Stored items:
++++++++
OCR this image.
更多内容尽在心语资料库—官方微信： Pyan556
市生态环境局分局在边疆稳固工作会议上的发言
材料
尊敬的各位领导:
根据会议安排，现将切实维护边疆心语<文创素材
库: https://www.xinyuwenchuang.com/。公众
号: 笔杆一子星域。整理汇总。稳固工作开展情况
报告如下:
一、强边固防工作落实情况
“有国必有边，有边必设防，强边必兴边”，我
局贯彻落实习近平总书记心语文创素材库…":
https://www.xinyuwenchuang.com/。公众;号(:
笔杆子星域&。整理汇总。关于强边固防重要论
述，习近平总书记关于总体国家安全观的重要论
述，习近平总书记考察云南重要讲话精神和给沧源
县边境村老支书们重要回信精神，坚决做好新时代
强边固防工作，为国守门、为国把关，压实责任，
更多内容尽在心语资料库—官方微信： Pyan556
++++++++
- TASK
Output all records verbatim.

- EXERCISE ANSWER
OCR this image.
更多内容尽在心语资料库—官方微信： Pyan556
市生态环境局分局在边疆稳固工作会议上的发言
材料
尊敬的各位领导:
根据会议安排，现将切实维护边疆心语<文创素材
库: https://www.xinyuwenchuang.com/。公众
号: 笔杆一子星域。整理汇总。稳固工作开展情况
报告如下:
一、强边固防工作落实情况
“有国必有边，有边必设防，强边必兴边”，我
局贯彻落实习近平总书记心语文创素材库…":
https://www.xinyuwenchuang.com/。公众;号(:
笔杆子星域&。整理汇总。关于强边固防重要论
述，习近平总书记关于总体国家安全观的重要论
述，习近平总书记考察云南重要讲话精神和给沧源
县边境村老支书们重要回信精神，坚决做好新时代
强边固防工作，为国守门、为国把关，压实责任，
更多内容尽在心语资料库—官方微信： Pyan556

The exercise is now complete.